Extracted data entries

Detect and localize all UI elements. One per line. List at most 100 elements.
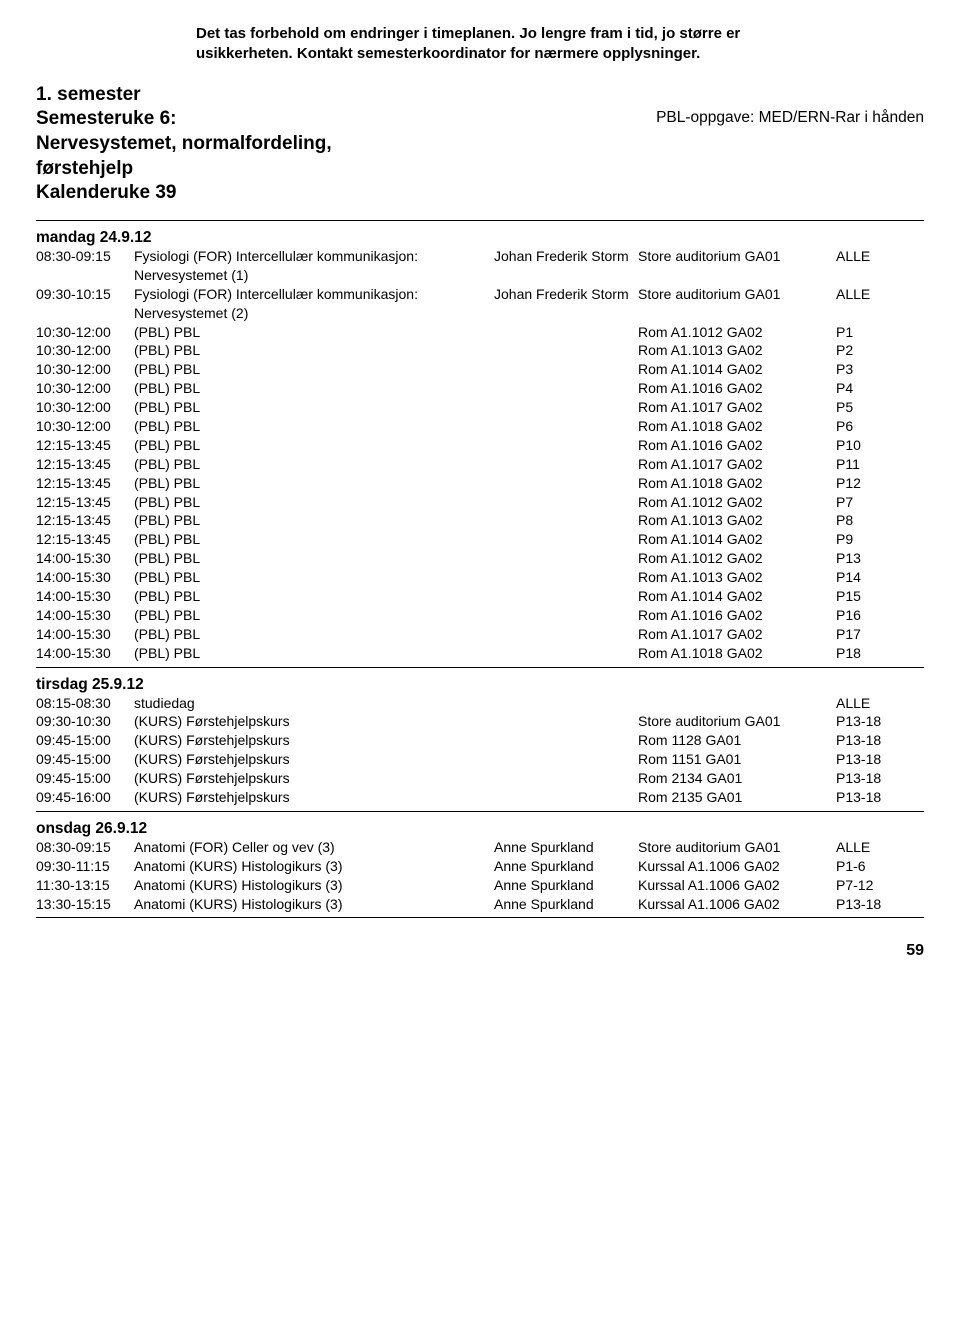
schedule-group: P16 (836, 606, 904, 625)
schedule-description: (PBL) PBL (134, 568, 494, 587)
schedule-lecturer (494, 511, 638, 530)
schedule-description: (KURS) Førstehjelpskurs (134, 731, 494, 750)
schedule-description: (KURS) Førstehjelpskurs (134, 712, 494, 731)
schedule-lecturer (494, 323, 638, 342)
schedule-lecturer (494, 493, 638, 512)
schedule-group: P13-18 (836, 769, 904, 788)
header-right: PBL-oppgave: MED/ERN-Rar i hånden (656, 83, 924, 127)
schedule-description: (PBL) PBL (134, 587, 494, 606)
page-number: 59 (36, 942, 924, 960)
schedule-lecturer: Johan Frederik Storm (494, 285, 638, 323)
schedule-room: Rom 2134 GA01 (638, 769, 836, 788)
schedule-description: (PBL) PBL (134, 549, 494, 568)
schedule-group: P1 (836, 323, 904, 342)
schedule-lecturer (494, 341, 638, 360)
schedule-group: P1-6 (836, 857, 904, 876)
schedule-row: 10:30-12:00(PBL) PBLRom A1.1018 GA02P6 (36, 417, 924, 436)
header-line4: førstehjelp (36, 157, 332, 182)
schedule-time: 14:00-15:30 (36, 587, 134, 606)
schedule-description: Anatomi (KURS) Histologikurs (3) (134, 876, 494, 895)
schedule-row: 08:30-09:15Fysiologi (FOR) Intercellulær… (36, 247, 924, 285)
schedule-description: (PBL) PBL (134, 455, 494, 474)
schedule-description: (PBL) PBL (134, 625, 494, 644)
schedule-room: Kurssal A1.1006 GA02 (638, 895, 836, 914)
schedule-time: 09:45-15:00 (36, 731, 134, 750)
disclaimer-text: Det tas forbehold om endringer i timepla… (36, 24, 924, 65)
schedule-group: P4 (836, 379, 904, 398)
schedule-group: P11 (836, 455, 904, 474)
schedule-room: Rom A1.1013 GA02 (638, 341, 836, 360)
schedule-lecturer: Anne Spurkland (494, 838, 638, 857)
schedule-lecturer (494, 568, 638, 587)
schedule-room: Rom A1.1016 GA02 (638, 436, 836, 455)
schedule-lecturer (494, 644, 638, 663)
schedule-group: P2 (836, 341, 904, 360)
schedule-description: Fysiologi (FOR) Intercellulær kommunikas… (134, 285, 494, 323)
schedule-lecturer (494, 549, 638, 568)
schedule-group: P18 (836, 644, 904, 663)
schedule-row: 14:00-15:30(PBL) PBLRom A1.1013 GA02P14 (36, 568, 924, 587)
schedule-row: 08:15-08:30studiedagALLE (36, 694, 924, 713)
schedule-lecturer (494, 398, 638, 417)
schedule-lecturer (494, 360, 638, 379)
schedule-time: 14:00-15:30 (36, 568, 134, 587)
schedule-room: Rom A1.1012 GA02 (638, 323, 836, 342)
schedule-time: 14:00-15:30 (36, 625, 134, 644)
schedule-room: Rom 2135 GA01 (638, 788, 836, 807)
header-line1: 1. semester (36, 83, 332, 108)
schedule-time: 10:30-12:00 (36, 323, 134, 342)
schedule-group: P15 (836, 587, 904, 606)
schedule-lecturer (494, 769, 638, 788)
schedule-description: Anatomi (FOR) Celler og vev (3) (134, 838, 494, 857)
schedule-time: 13:30-15:15 (36, 895, 134, 914)
schedule-time: 14:00-15:30 (36, 606, 134, 625)
schedule-description: (PBL) PBL (134, 417, 494, 436)
schedule-description: (PBL) PBL (134, 360, 494, 379)
schedule-description: (PBL) PBL (134, 379, 494, 398)
schedule-row: 10:30-12:00(PBL) PBLRom A1.1017 GA02P5 (36, 398, 924, 417)
schedule-group: P7-12 (836, 876, 904, 895)
schedule-row: 09:45-16:00(KURS) FørstehjelpskursRom 21… (36, 788, 924, 807)
schedule-room: Rom A1.1014 GA02 (638, 360, 836, 379)
schedule-lecturer (494, 474, 638, 493)
schedule-lecturer (494, 455, 638, 474)
schedule-time: 09:30-10:15 (36, 285, 134, 323)
schedule-room: Store auditorium GA01 (638, 285, 836, 323)
schedule-row: 08:30-09:15Anatomi (FOR) Celler og vev (… (36, 838, 924, 857)
schedule-description: (PBL) PBL (134, 493, 494, 512)
schedule-time: 12:15-13:45 (36, 511, 134, 530)
schedule-time: 11:30-13:15 (36, 876, 134, 895)
schedule-room: Kurssal A1.1006 GA02 (638, 857, 836, 876)
schedule-time: 09:30-11:15 (36, 857, 134, 876)
day-separator-rule (36, 811, 924, 812)
schedule-room: Rom A1.1014 GA02 (638, 587, 836, 606)
schedule-lecturer (494, 694, 638, 713)
schedule-row: 12:15-13:45(PBL) PBLRom A1.1012 GA02P7 (36, 493, 924, 512)
schedule-lecturer (494, 436, 638, 455)
schedule-row: 14:00-15:30(PBL) PBLRom A1.1018 GA02P18 (36, 644, 924, 663)
schedule-room: Rom A1.1012 GA02 (638, 549, 836, 568)
schedule-group: P13-18 (836, 750, 904, 769)
schedule-room: Rom A1.1017 GA02 (638, 398, 836, 417)
schedule-group: P3 (836, 360, 904, 379)
schedule-row: 13:30-15:15Anatomi (KURS) Histologikurs … (36, 895, 924, 914)
schedule-lecturer (494, 530, 638, 549)
schedule-time: 14:00-15:30 (36, 644, 134, 663)
schedule-room: Rom A1.1017 GA02 (638, 625, 836, 644)
schedule-description: (PBL) PBL (134, 474, 494, 493)
schedule-lecturer: Anne Spurkland (494, 895, 638, 914)
schedule-room: Rom A1.1013 GA02 (638, 568, 836, 587)
schedule-row: 14:00-15:30(PBL) PBLRom A1.1016 GA02P16 (36, 606, 924, 625)
schedule-time: 08:30-09:15 (36, 247, 134, 285)
schedule-description: (PBL) PBL (134, 606, 494, 625)
schedule-description: (PBL) PBL (134, 530, 494, 549)
schedule-group: P13-18 (836, 895, 904, 914)
schedule-room: Store auditorium GA01 (638, 712, 836, 731)
schedule-room: Rom A1.1016 GA02 (638, 379, 836, 398)
schedule-description: studiedag (134, 694, 494, 713)
header-left: 1. semester Semesteruke 6: Nervesystemet… (36, 83, 332, 206)
schedule-description: (PBL) PBL (134, 511, 494, 530)
schedule-row: 10:30-12:00(PBL) PBLRom A1.1016 GA02P4 (36, 379, 924, 398)
schedule-room: Rom A1.1018 GA02 (638, 417, 836, 436)
schedule-group: ALLE (836, 285, 904, 323)
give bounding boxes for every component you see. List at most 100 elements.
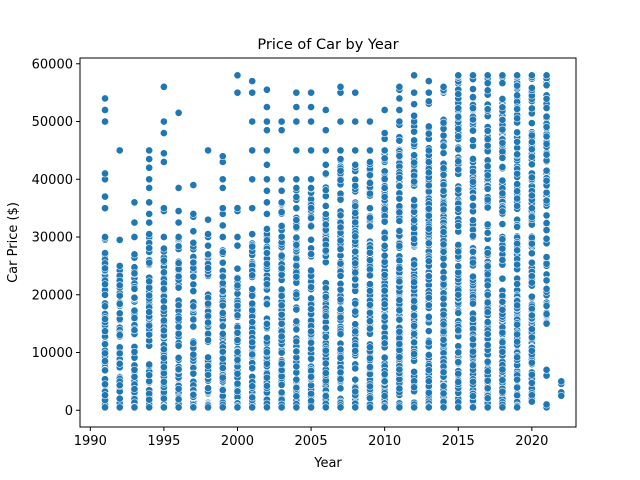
data-point [351, 307, 360, 316]
data-point [218, 279, 227, 288]
data-point [454, 124, 463, 133]
data-point [204, 250, 212, 259]
data-point [336, 353, 345, 362]
data-point [380, 300, 389, 309]
data-point [321, 126, 330, 135]
data-point [469, 247, 477, 256]
data-point [233, 311, 242, 320]
data-point [439, 403, 448, 412]
data-point [204, 241, 212, 250]
data-point [395, 227, 404, 235]
data-point [527, 379, 536, 387]
data-point [248, 117, 257, 126]
data-point [469, 71, 477, 80]
y-axis-ticks: 0 10000 20000 30000 40000 50000 60000 [32, 57, 80, 419]
data-point [483, 384, 492, 393]
data-point [527, 173, 536, 182]
data-point [248, 175, 257, 184]
data-point [160, 345, 168, 354]
data-point [380, 129, 389, 137]
y-tick-label: 30000 [32, 231, 73, 246]
data-point [307, 103, 315, 111]
data-point [351, 268, 360, 277]
data-point [395, 327, 404, 336]
data-point [424, 239, 433, 248]
data-point [160, 204, 168, 213]
data-point [336, 117, 345, 126]
data-point [469, 201, 477, 210]
data-point [233, 369, 242, 378]
data-point [174, 314, 183, 323]
data-point [395, 94, 404, 103]
data-point [218, 347, 227, 356]
data-point [204, 353, 212, 362]
data-point [439, 171, 448, 179]
data-point [527, 311, 536, 320]
data-point [366, 213, 374, 222]
data-point [248, 350, 257, 359]
data-point [145, 308, 154, 316]
data-point [513, 150, 522, 159]
data-point [336, 403, 345, 412]
data-point [336, 368, 345, 377]
data-point [218, 403, 227, 412]
data-point [160, 303, 168, 312]
data-point [439, 320, 448, 329]
data-point [557, 391, 566, 400]
data-point [469, 335, 477, 344]
data-point [292, 305, 301, 314]
data-point [395, 365, 404, 374]
data-point [263, 249, 271, 257]
data-point [277, 319, 286, 328]
data-point [321, 202, 330, 210]
data-point [160, 394, 168, 403]
data-point [189, 238, 198, 247]
data-point [424, 338, 433, 347]
data-point [115, 309, 124, 318]
data-point [483, 162, 492, 171]
data-point [424, 168, 433, 177]
data-point [307, 222, 315, 231]
data-point [277, 285, 286, 294]
data-point [336, 384, 345, 393]
data-point [380, 353, 389, 362]
data-point [380, 323, 389, 331]
data-point [321, 186, 330, 195]
data-point [469, 392, 477, 400]
data-point [498, 274, 507, 283]
data-point [351, 327, 360, 336]
data-point [189, 322, 198, 331]
data-point [424, 97, 433, 106]
data-point [498, 125, 507, 134]
data-point [395, 340, 404, 348]
data-point [395, 106, 404, 114]
data-point [380, 205, 389, 214]
data-point [469, 193, 477, 202]
data-point [439, 280, 448, 289]
data-point [277, 251, 286, 260]
data-point [101, 391, 109, 400]
data-point [351, 232, 360, 241]
data-point [160, 316, 168, 325]
data-point [483, 195, 492, 204]
data-point [336, 146, 345, 155]
data-point [542, 319, 551, 328]
data-point [204, 318, 212, 327]
data-point [336, 313, 345, 322]
data-point [130, 385, 139, 393]
data-point [454, 309, 463, 317]
data-point [483, 86, 492, 95]
data-point [483, 318, 492, 326]
data-point [527, 239, 536, 248]
data-point [263, 198, 271, 207]
data-point [454, 157, 463, 166]
data-point [439, 164, 448, 173]
data-point [101, 349, 109, 358]
data-point [248, 146, 257, 155]
data-point [454, 112, 463, 121]
data-point [321, 312, 330, 320]
data-point [527, 304, 536, 313]
data-point [174, 395, 183, 404]
data-point [130, 326, 139, 335]
data-point [542, 104, 551, 112]
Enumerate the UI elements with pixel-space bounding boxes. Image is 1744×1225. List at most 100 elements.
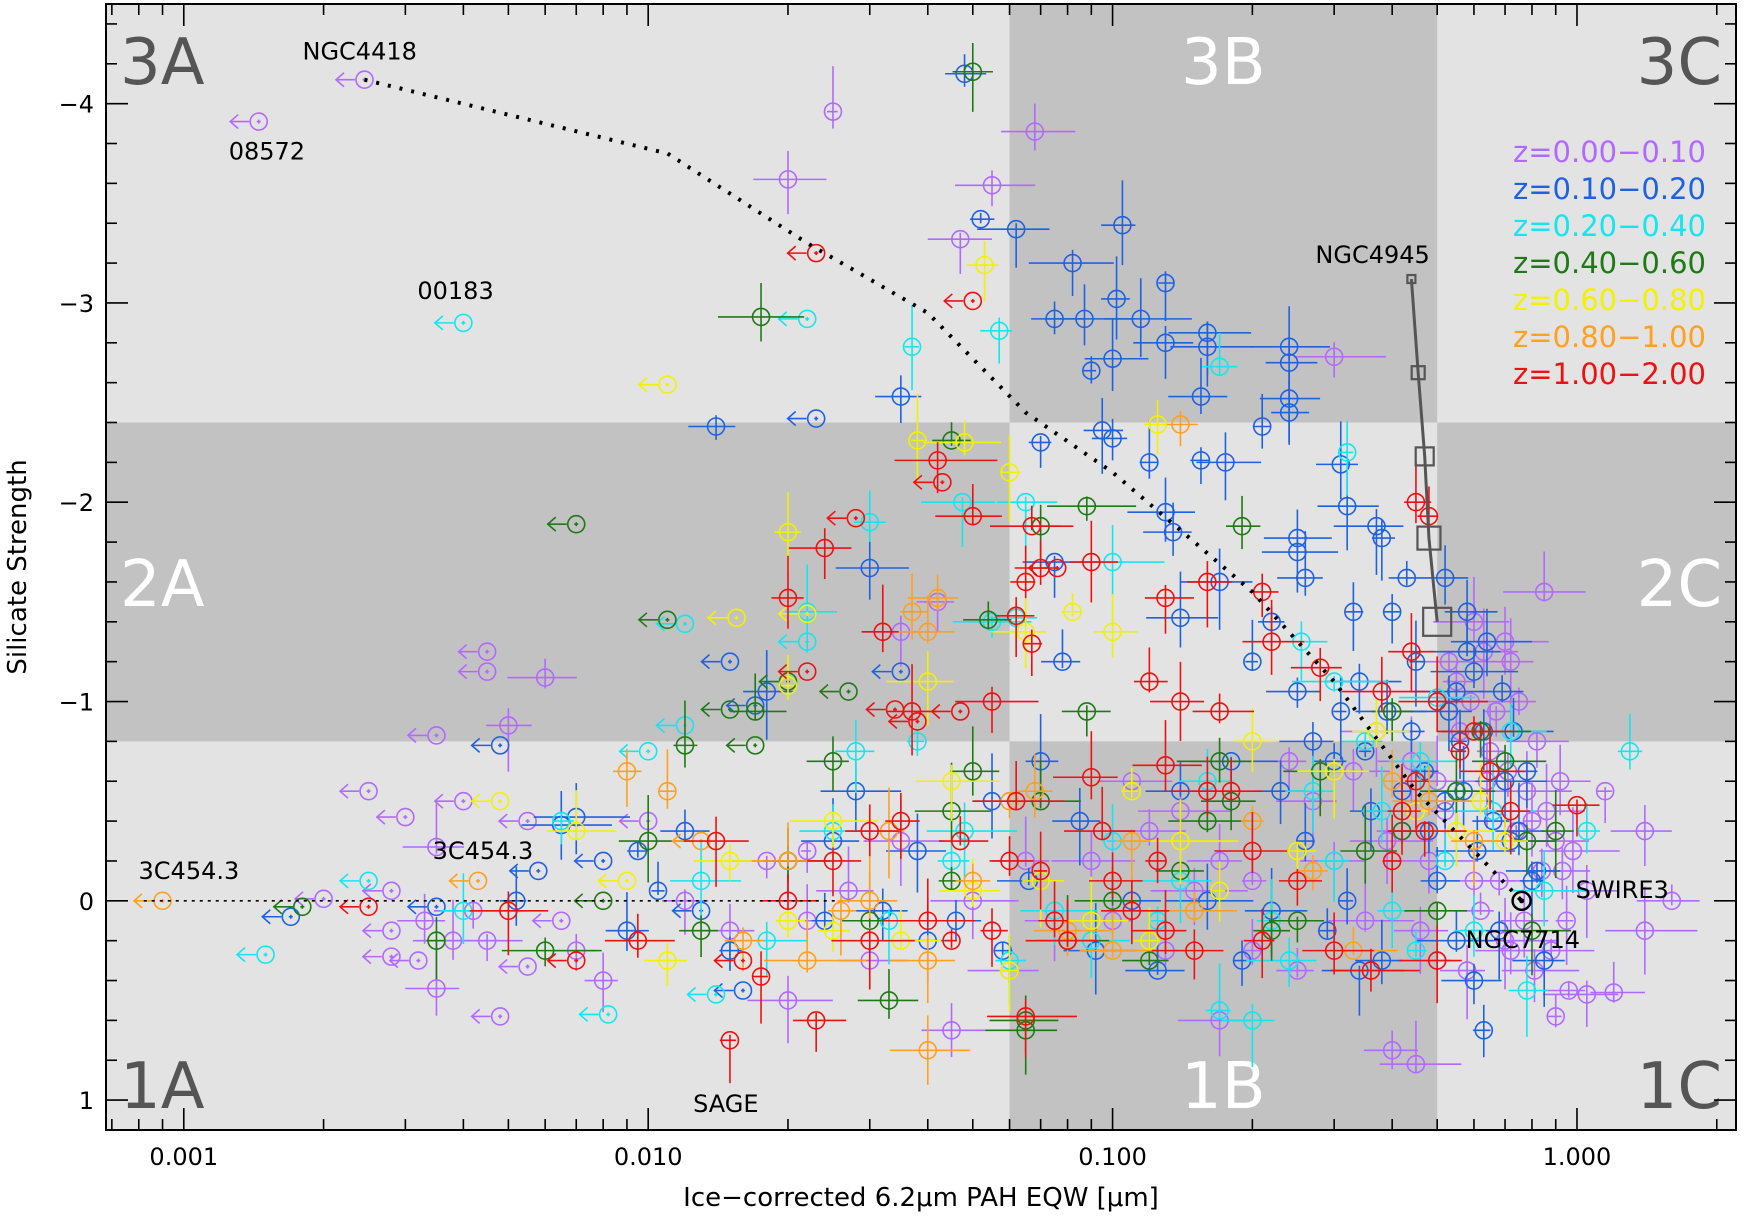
- data-point: [1225, 495, 1261, 550]
- data-point: [1089, 852, 1143, 898]
- upper-limit-point: [943, 291, 983, 311]
- data-point: [885, 792, 920, 859]
- legend-entry: z=0.60−0.80: [1513, 283, 1706, 317]
- x-axis-title: Ice−corrected 6.2μm PAH EQW [μm]: [683, 1183, 1159, 1213]
- data-point: [1433, 576, 1510, 643]
- data-point: [1382, 749, 1402, 798]
- data-point: [900, 573, 929, 640]
- upper-limit-point: [912, 473, 952, 492]
- data-point: [1420, 846, 1460, 894]
- data-point: [1298, 855, 1328, 891]
- region-label-2c: 2C: [1637, 548, 1722, 622]
- data-point: [426, 917, 446, 980]
- data-point: [1082, 356, 1101, 384]
- data-point: [1503, 913, 1572, 976]
- data-point: [999, 934, 1019, 1012]
- data-point: [1451, 829, 1503, 886]
- data-point: [823, 66, 843, 129]
- data-point: [1192, 693, 1255, 724]
- upper-limit-point: [597, 871, 637, 891]
- data-point: [1503, 551, 1586, 602]
- data-point: [1341, 656, 1430, 713]
- data-point: [1103, 278, 1192, 358]
- data-point: [1243, 919, 1262, 965]
- upper-limit-point: [546, 514, 586, 534]
- data-point: [1010, 545, 1036, 599]
- annotation-08572: 08572: [229, 138, 305, 166]
- data-point: [1399, 925, 1462, 1004]
- data-point: [1117, 829, 1151, 889]
- data-point: [857, 969, 919, 1019]
- data-point: [1277, 531, 1323, 596]
- region-label-1b: 1B: [1181, 1050, 1266, 1124]
- data-point: [1205, 758, 1262, 801]
- data-point: [1000, 435, 1021, 522]
- data-point: [1121, 768, 1142, 801]
- data-point: [1514, 938, 1595, 960]
- data-point: [1450, 608, 1533, 677]
- data-point: [1051, 831, 1135, 881]
- data-point: [1132, 890, 1187, 955]
- data-point: [1187, 561, 1233, 628]
- data-point: [854, 490, 886, 542]
- y-tick-label: 0: [79, 888, 94, 916]
- data-point: [658, 749, 677, 809]
- data-point: [1387, 763, 1421, 855]
- upper-limit-point: [1027, 558, 1067, 578]
- y-axis-ticks: −4 −3 −2 −1 0 1: [59, 23, 1736, 1115]
- data-point: [921, 1003, 987, 1058]
- region-row-2: [106, 422, 1736, 742]
- data-point: [1546, 994, 1566, 1028]
- data-point: [1150, 661, 1205, 741]
- data-point: [950, 726, 1000, 796]
- data-point: [1268, 911, 1325, 943]
- series-6: [338, 243, 1600, 1084]
- upper-limit-point: [578, 1005, 618, 1024]
- data-point: [893, 595, 955, 644]
- data-points: [132, 43, 1700, 1085]
- upper-limit-point: [388, 951, 428, 970]
- data-point: [991, 597, 1047, 669]
- swire3-marker: [1511, 890, 1532, 912]
- data-point: [1146, 571, 1219, 648]
- data-point: [1337, 868, 1357, 925]
- data-point: [669, 839, 742, 926]
- data-point: [1249, 573, 1279, 618]
- legend-entry: z=0.40−0.60: [1513, 246, 1706, 280]
- data-point: [679, 915, 718, 958]
- annotation-sage: SAGE: [693, 1090, 758, 1118]
- data-point: [1416, 911, 1494, 952]
- legend-entry: z=0.10−0.20: [1513, 172, 1706, 206]
- data-point: [923, 420, 1002, 456]
- data-point: [551, 811, 574, 845]
- data-point: [1156, 271, 1175, 321]
- plot-frame: [105, 3, 1737, 1131]
- data-point: [995, 597, 1035, 658]
- data-point: [1430, 646, 1519, 689]
- upper-limit-point: [786, 243, 826, 263]
- reference-lines: [143, 77, 1532, 912]
- data-point: [1371, 520, 1395, 581]
- data-point: [753, 150, 827, 215]
- data-point: [683, 816, 749, 887]
- data-point: [1330, 948, 1420, 992]
- data-point: [1145, 837, 1167, 884]
- data-point: [719, 936, 742, 971]
- data-point: [1133, 325, 1194, 379]
- data-point: [1022, 629, 1043, 677]
- data-point: [1352, 698, 1410, 748]
- annotation-3c4543: 3C454.3: [139, 857, 240, 885]
- data-point: [719, 1031, 740, 1084]
- data-point: [764, 918, 867, 973]
- data-point: [793, 1011, 847, 1052]
- data-point: [1291, 672, 1389, 692]
- annotation-ngc7714: NGC7714: [1466, 926, 1580, 954]
- data-point: [1246, 938, 1317, 987]
- data-point: [1176, 737, 1253, 783]
- data-point: [908, 392, 927, 481]
- data-point: [1278, 868, 1322, 906]
- data-point: [1508, 955, 1549, 1037]
- upper-limit-point: [777, 604, 817, 624]
- data-point: [1422, 545, 1469, 605]
- data-point: [627, 841, 649, 861]
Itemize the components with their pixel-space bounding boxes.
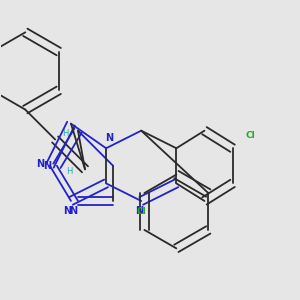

▶ **Work to do**
Convert the lines of the items into a JSON list of strings, one string per line, leaving out any blank lines. Begin at the line that contains "data-point [351, 307, 360, 316]" and stop after the line that contains "data-point [277, 319, 286, 328]".

▶ **Exercise result**
[
  "data-point [351, 307, 360, 316]",
  "data-point [218, 279, 227, 288]",
  "data-point [454, 124, 463, 133]",
  "data-point [204, 250, 212, 259]",
  "data-point [336, 353, 345, 362]",
  "data-point [380, 300, 389, 309]",
  "data-point [321, 126, 330, 135]",
  "data-point [469, 247, 477, 256]",
  "data-point [233, 311, 242, 320]",
  "data-point [439, 403, 448, 412]",
  "data-point [204, 241, 212, 250]",
  "data-point [395, 227, 404, 235]",
  "data-point [527, 379, 536, 387]",
  "data-point [248, 117, 257, 126]",
  "data-point [469, 71, 477, 80]",
  "y-axis-ticks: 0 10000 20000 30000 40000 50000 60000 [32, 57, 80, 419]",
  "data-point [483, 384, 492, 393]",
  "data-point [527, 173, 536, 182]",
  "data-point [248, 175, 257, 184]",
  "data-point [160, 345, 168, 354]",
  "data-point [380, 129, 389, 137]",
  "y-tick-label: 30000 [32, 231, 73, 246]",
  "data-point [307, 103, 315, 111]",
  "data-point [351, 268, 360, 277]",
  "data-point [395, 327, 404, 336]",
  "data-point [424, 239, 433, 248]",
  "data-point [160, 204, 168, 213]",
  "data-point [336, 117, 345, 126]",
  "data-point [469, 201, 477, 210]",
  "data-point [233, 369, 242, 378]",
  "data-point [174, 314, 183, 323]",
  "data-point [395, 94, 404, 103]",
  "data-point [218, 347, 227, 356]",
  "data-point [204, 353, 212, 362]",
  "data-point [439, 171, 448, 179]",
  "data-point [527, 311, 536, 320]",
  "data-point [366, 213, 374, 222]",
  "data-point [248, 350, 257, 359]",
  "data-point [145, 308, 154, 316]",
  "data-point [513, 150, 522, 159]",
  "data-point [336, 403, 345, 412]",
  "data-point [336, 368, 345, 377]",
  "data-point [218, 403, 227, 412]",
  "data-point [160, 303, 168, 312]",
  "data-point [439, 320, 448, 329]",
  "data-point [557, 391, 566, 400]",
  "data-point [469, 335, 477, 344]",
  "data-point [292, 305, 301, 314]",
  "data-point [395, 365, 404, 374]",
  "data-point [263, 249, 271, 257]",
  "data-point [277, 319, 286, 328]"
]